[Set task 1]
In the linear-equations solution, which option is given as the correct answer?

[Text]
Question

If the system of linear equations \[x-4y+7z=g\], \[3y-5z=h\] and \[-2x+5y-9z=k\] is consistent then:
\[\left( A \right)g+h+k=0\]
\[\left( B \right)2g+h+k=0\]
\[\left( C \right)g+h+2k=0\]
\[\left( D \right)g+2h+k=0\]

Answer 1

Hint: We start solving this question by considering all the given three equations. Given the system of linear equations is consistent which means there exist at least one solution which satisfies all the three equations \[x-4y+7z=g\] , \[3y-5z=h\] and \[-2x+5y-9z=k\]. We solve the equations by multiplying first equation with 2 and adding to the third equation. Then we compare the obtained result to the second equation to find the result.

Complete step-by-step answer:
Let us consider the given three equations,
\[x-4y+7z=g................\left( 1 \right)\]
\[3y-5z=h..............\left( 2 \right)\]
\[-2x+5y-9z=k...........\left( 3 \right)\]
Now, the equations (1), (2) and (3) are of the form \[ax+by+cz=n\]
From equation (1), \[a=1\], \[b=-4\] ,\[c=7\]and \[n=g\]
From equation (2), \[a=0\] , \[b=3\] , \[c=-5\] and \[n=h\]
From equation (3), \[a=-2\],\[b=5\] , \[c=-9\]and \[n=k\]
Now we multiply equation (1) with the number 2, just to make both the ‘a’ term of equation (1) and (3) equal and opposite sign so that we can add both the equations and make the ‘a’ term of the resultant equation 0.
\[2\left( x-4y+7z \right)=2g\]
\[2x-8y+14z=2g................\left( 4 \right)\]
Now, we add equation (3) and (4), we get,
\[(2x-8y+14z)+(-2x+5y-9z)=2g+k\]
\[(2x-2x)+(-8y+5y)+(14z-9z)=2g+k\]
\[-3y+5z=2g+k\]
Let us multiply the resultant equation by (-1), we get,
\[3y-5z=-2g-k.............\left( 5 \right)\]

By comparing the equations (2) and (5)
We see that the values of ‘b’ and ‘c’ are same.
We already know if two linear equations in two variables coincides then the ratios of the coefficients is equal to the ratio of the constant if not equal then the two lines are parallel. If the two lines are parallel then it states that there does not exist solution which satisfies all the given three equation in the problem.
So, the lines must coincide.
From equation (2) and (5), we get,
\[\dfrac{h}{-2g-k}=\dfrac{3}{3}=\dfrac{-5}{-5}\]
\[\dfrac{h}{-2g-k}=1\]
\[h=-2g-k\]
\[2g+h+k=0\]

So, the correct answer is “Option B”.

Note: We can also solve this question using matrices as AX=B. So, let us write them in matrix form.

[Records provided]
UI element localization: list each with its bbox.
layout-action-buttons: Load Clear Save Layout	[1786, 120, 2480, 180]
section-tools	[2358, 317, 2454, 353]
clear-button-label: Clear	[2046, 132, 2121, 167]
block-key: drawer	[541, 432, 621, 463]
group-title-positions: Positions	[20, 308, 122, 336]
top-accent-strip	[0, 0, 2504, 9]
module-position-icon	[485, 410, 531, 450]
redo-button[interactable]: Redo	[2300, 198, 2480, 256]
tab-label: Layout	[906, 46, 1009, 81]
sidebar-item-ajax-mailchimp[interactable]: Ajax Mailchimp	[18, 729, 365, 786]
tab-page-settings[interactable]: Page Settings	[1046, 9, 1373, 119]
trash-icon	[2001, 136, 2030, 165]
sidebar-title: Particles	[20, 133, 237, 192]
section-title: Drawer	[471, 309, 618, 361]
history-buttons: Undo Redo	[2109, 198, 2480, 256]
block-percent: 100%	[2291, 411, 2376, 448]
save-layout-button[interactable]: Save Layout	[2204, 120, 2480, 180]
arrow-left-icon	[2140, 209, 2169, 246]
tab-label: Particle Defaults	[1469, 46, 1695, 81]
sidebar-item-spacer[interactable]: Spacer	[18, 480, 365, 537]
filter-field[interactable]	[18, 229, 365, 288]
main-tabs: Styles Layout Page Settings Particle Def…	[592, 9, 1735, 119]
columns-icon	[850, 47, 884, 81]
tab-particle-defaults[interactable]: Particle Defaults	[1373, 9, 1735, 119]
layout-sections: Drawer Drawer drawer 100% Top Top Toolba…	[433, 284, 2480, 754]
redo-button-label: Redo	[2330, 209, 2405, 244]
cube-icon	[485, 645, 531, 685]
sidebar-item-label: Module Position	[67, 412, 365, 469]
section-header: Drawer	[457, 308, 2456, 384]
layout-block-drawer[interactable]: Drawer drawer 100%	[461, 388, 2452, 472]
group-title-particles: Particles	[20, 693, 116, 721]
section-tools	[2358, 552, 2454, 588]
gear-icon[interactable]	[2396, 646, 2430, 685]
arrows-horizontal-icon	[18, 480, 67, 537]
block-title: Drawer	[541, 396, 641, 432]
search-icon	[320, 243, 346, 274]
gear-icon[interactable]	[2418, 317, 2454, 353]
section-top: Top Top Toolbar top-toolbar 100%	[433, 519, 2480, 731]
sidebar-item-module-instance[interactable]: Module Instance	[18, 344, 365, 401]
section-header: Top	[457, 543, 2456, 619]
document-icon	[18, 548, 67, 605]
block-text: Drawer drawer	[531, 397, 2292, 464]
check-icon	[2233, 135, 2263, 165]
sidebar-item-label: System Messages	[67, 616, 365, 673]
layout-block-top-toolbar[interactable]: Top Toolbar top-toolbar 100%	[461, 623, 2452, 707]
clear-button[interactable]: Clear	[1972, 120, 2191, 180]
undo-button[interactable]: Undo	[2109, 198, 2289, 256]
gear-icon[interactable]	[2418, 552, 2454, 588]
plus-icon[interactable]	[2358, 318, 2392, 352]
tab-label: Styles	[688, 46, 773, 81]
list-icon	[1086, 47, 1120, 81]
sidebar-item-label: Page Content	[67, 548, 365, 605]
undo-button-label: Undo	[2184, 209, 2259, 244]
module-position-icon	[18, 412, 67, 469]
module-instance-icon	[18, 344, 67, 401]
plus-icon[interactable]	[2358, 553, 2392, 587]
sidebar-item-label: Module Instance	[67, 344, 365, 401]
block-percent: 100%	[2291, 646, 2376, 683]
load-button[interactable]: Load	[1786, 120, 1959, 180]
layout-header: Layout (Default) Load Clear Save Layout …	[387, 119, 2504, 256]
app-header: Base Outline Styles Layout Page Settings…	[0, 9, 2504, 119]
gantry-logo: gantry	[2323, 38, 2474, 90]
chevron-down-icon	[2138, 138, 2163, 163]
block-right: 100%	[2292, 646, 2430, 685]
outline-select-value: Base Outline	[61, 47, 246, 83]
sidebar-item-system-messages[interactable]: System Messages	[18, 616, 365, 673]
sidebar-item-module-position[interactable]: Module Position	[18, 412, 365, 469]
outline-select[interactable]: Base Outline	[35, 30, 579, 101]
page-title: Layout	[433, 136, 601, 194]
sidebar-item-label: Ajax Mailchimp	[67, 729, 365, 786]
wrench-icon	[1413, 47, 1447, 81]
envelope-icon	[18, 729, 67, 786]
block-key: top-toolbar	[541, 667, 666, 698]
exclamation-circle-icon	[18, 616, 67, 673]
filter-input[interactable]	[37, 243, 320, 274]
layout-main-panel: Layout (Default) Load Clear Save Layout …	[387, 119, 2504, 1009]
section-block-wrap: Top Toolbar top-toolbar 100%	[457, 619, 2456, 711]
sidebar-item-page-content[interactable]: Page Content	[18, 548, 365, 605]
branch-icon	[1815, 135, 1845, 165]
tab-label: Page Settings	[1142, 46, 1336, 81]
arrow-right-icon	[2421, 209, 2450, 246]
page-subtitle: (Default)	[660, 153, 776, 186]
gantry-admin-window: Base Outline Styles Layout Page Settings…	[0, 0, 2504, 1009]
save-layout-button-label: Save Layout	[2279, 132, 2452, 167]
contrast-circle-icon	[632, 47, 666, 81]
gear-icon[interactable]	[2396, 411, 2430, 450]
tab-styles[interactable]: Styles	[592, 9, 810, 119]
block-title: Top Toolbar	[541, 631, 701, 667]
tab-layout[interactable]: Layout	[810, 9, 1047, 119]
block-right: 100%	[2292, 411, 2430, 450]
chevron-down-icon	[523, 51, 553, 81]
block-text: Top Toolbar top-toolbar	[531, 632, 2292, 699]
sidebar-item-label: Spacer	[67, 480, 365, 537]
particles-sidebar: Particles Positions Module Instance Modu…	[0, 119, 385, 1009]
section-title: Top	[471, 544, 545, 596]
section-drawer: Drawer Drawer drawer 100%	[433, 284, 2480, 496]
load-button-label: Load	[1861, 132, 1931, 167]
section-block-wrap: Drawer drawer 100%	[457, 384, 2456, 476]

[Set task 2]
Take the rows from the first one through the line containing "main-tabs: Styles Layout", swap "Particles" for "Components", and return only those lines with nothing else changed.

[Exercise result 1]
Option B, \[2g+h+k=0\].

[Exercise result 2]
UI element localization: list each with its bbox.
layout-action-buttons: Load Clear Save Layout	[1786, 120, 2480, 180]
section-tools	[2358, 317, 2454, 353]
clear-button-label: Clear	[2046, 132, 2121, 167]
block-key: drawer	[541, 432, 621, 463]
group-title-positions: Positions	[20, 308, 122, 336]
top-accent-strip	[0, 0, 2504, 9]
module-position-icon	[485, 410, 531, 450]
redo-button[interactable]: Redo	[2300, 198, 2480, 256]
tab-label: Layout	[906, 46, 1009, 81]
sidebar-item-ajax-mailchimp[interactable]: Ajax Mailchimp	[18, 729, 365, 786]
tab-page-settings[interactable]: Page Settings	[1046, 9, 1373, 119]
trash-icon	[2001, 136, 2030, 165]
sidebar-title: Components	[20, 133, 237, 192]
section-title: Drawer	[471, 309, 618, 361]
history-buttons: Undo Redo	[2109, 198, 2480, 256]
block-percent: 100%	[2291, 411, 2376, 448]
save-layout-button[interactable]: Save Layout	[2204, 120, 2480, 180]
arrow-left-icon	[2140, 209, 2169, 246]
tab-label: Particle Defaults	[1469, 46, 1695, 81]
sidebar-item-spacer[interactable]: Spacer	[18, 480, 365, 537]
filter-field[interactable]	[18, 229, 365, 288]
main-tabs: Styles Layout Page Settings Particle Def…	[592, 9, 1735, 119]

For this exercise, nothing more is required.